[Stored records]
::::::::
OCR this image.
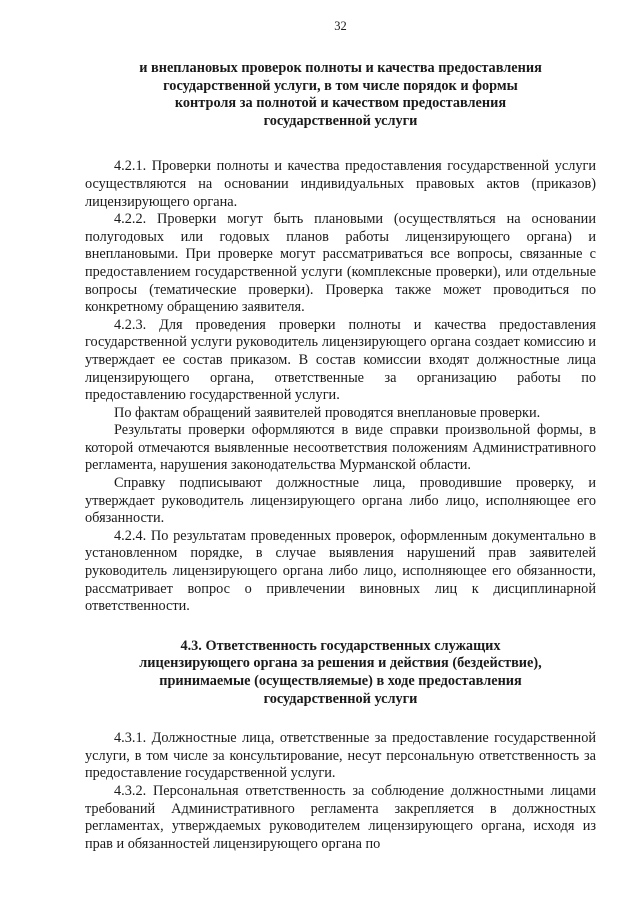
32
и внеплановых проверок полноты и качества предоставления
государственной услуги, в том числе порядок и формы
контроля за полнотой и качеством предоставления
государственной услуги

4.2.1. Проверки полноты и качества предоставления государственной услуги осуществляются на основании индивидуальных правовых актов (приказов) лицензирующего органа.

4.2.2. Проверки могут быть плановыми (осуществляться на основании полугодовых или годовых планов работы лицензирующего органа) и внеплановыми. При проверке могут рассматриваться все вопросы, связанные с предоставлением государственной услуги (комплексные проверки), или отдельные вопросы (тематические проверки). Проверка также может проводиться по конкретному обращению заявителя.

4.2.3. Для проведения проверки полноты и качества предоставления государственной услуги руководитель лицензирующего органа создает комиссию и утверждает ее состав приказом. В состав комиссии входят должностные лица лицензирующего органа, ответственные за организацию работы по предоставлению государственной услуги.

По фактам обращений заявителей проводятся внеплановые проверки.

Результаты проверки оформляются в виде справки произвольной формы, в которой отмечаются выявленные несоответствия положениям Административного регламента, нарушения законодательства Мурманской области.

Справку подписывают должностные лица, проводившие проверку, и утверждает руководитель лицензирующего органа либо лицо, исполняющее его обязанности.

4.2.4. По результатам проведенных проверок, оформленным документально в установленном порядке, в случае выявления нарушений прав заявителей руководитель лицензирующего органа либо лицо, исполняющее его обязанности, рассматривает вопрос о привлечении виновных лиц к дисциплинарной ответственности.

4.3. Ответственность государственных служащих
лицензирующего органа за решения и действия (бездействие),
принимаемые (осуществляемые) в ходе предоставления
государственной услуги

4.3.1. Должностные лица, ответственные за предоставление государственной услуги, в том числе за консультирование, несут персональную ответственность за предоставление государственной услуги.

4.3.2. Персональная ответственность за соблюдение должностными лицами требований Административного регламента закрепляется в должностных регламентах, утверждаемых руководителем лицензирующего органа, исходя из прав и обязанностей лицензирующего органа по
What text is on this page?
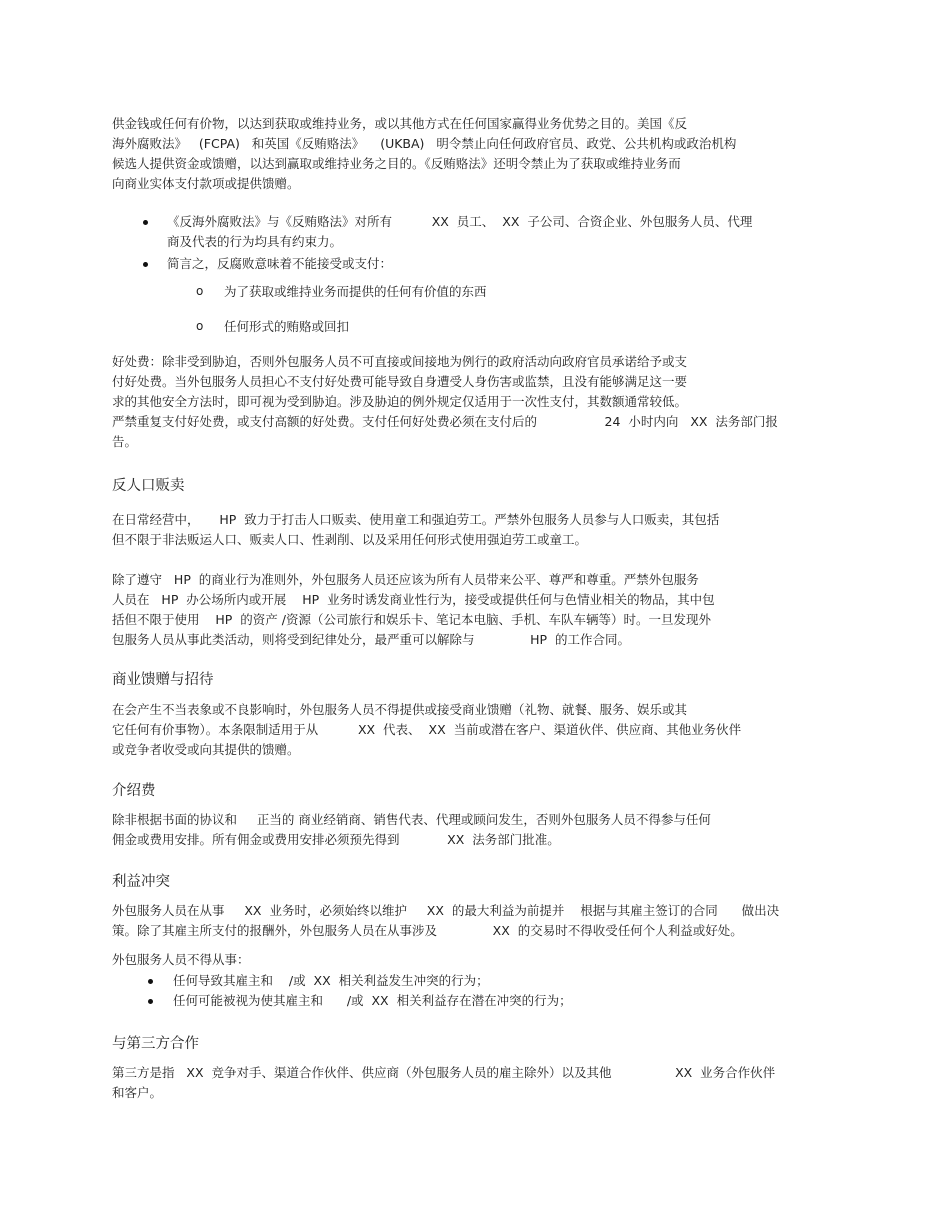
供金钱或任何有价物，以达到获取或维持业务，或以其他方式在任何国家赢得业务优势之目的。美国《反
海外腐败法》   (FCPA)   和英国《反贿赂法》    (UKBA)   明令禁止向任何政府官员、政党、公共机构或政治机构
候选人提供资金或馈赠，以达到赢取或维持业务之目的。《反贿赂法》还明令禁止为了获取或维持业务而
向商业实体支付款项或提供馈赠。
《反海外腐败法》与《反贿赂法》对所有          XX  员工、  XX  子公司、合资企业、外包服务人员、代理
商及代表的行为均具有约束力。
简言之，反腐败意味着不能接受或支付：
o 为了获取或维持业务而提供的任何有价值的东西
o 任何形式的贿赂或回扣
好处费：除非受到胁迫，否则外包服务人员不可直接或间接地为例行的政府活动向政府官员承诺给予或支
付好处费。当外包服务人员担心不支付好处费可能导致自身遭受人身伤害或监禁，且没有能够满足这一要
求的其他安全方法时，即可视为受到胁迫。涉及胁迫的例外规定仅适用于一次性支付，其数额通常较低。
严禁重复支付好处费，或支付高额的好处费。支付任何好处费必须在支付后的                 24  小时内向   XX  法务部门报
告。
反人口贩卖
在日常经营中，     HP  致力于打击人口贩卖、使用童工和强迫劳工。严禁外包服务人员参与人口贩卖，其包括
但不限于非法贩运人口、贩卖人口、性剥削、以及采用任何形式使用强迫劳工或童工。
除了遵守   HP  的商业行为准则外，外包服务人员还应该为所有人员带来公平、尊严和尊重。严禁外包服务
人员在   HP  办公场所内或开展    HP  业务时诱发商业性行为，接受或提供任何与色情业相关的物品，其中包
括但不限于使用    HP  的资产 /资源（公司旅行和娱乐卡、笔记本电脑、手机、车队车辆等）时。一旦发现外
包服务人员从事此类活动，则将受到纪律处分，最严重可以解除与              HP  的工作合同。
商业馈赠与招待
在会产生不当表象或不良影响时，外包服务人员不得提供或接受商业馈赠（礼物、就餐、服务、娱乐或其
它任何有价事物）。本条限制适用于从          XX  代表、  XX  当前或潜在客户、渠道伙伴、供应商、其他业务伙伴
或竞争者收受或向其提供的馈赠。
介绍费
除非根据书面的协议和     正当的 商业经销商、销售代表、代理或顾问发生，否则外包服务人员不得参与任何
佣金或费用安排。所有佣金或费用安排必须预先得到            XX  法务部门批准。
利益冲突
外包服务人员在从事     XX  业务时，必须始终以维护     XX  的最大利益为前提并    根据与其雇主签订的合同      做出决
策。除了其雇主所支付的报酬外，外包服务人员在从事涉及              XX  的交易时不得收受任何个人利益或好处。
外包服务人员不得从事：
任何导致其雇主和    /或  XX  相关利益发生冲突的行为；
任何可能被视为使其雇主和      /或  XX  相关利益存在潜在冲突的行为；
与第三方合作
第三方是指   XX  竞争对手、渠道合作伙伴、供应商（外包服务人员的雇主除外）以及其他                XX  业务合作伙伴
和客户。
::::::::
[Exercise requirements]
Filter out every line that lacks the word "либо", and copy the rest.

[The answer]
Справку подписывают должностные лица, проводившие проверку, и утверждает руководитель лицензирующего органа либо лицо, исполняющее его обязанности.
4.2.4. По результатам проведенных проверок, оформленным документально в установленном порядке, в случае выявления нарушений прав заявителей руководитель лицензирующего органа либо лицо, исполняющее его обязанности, рассматривает вопрос о привлечении виновных лиц к дисциплинарной ответственности.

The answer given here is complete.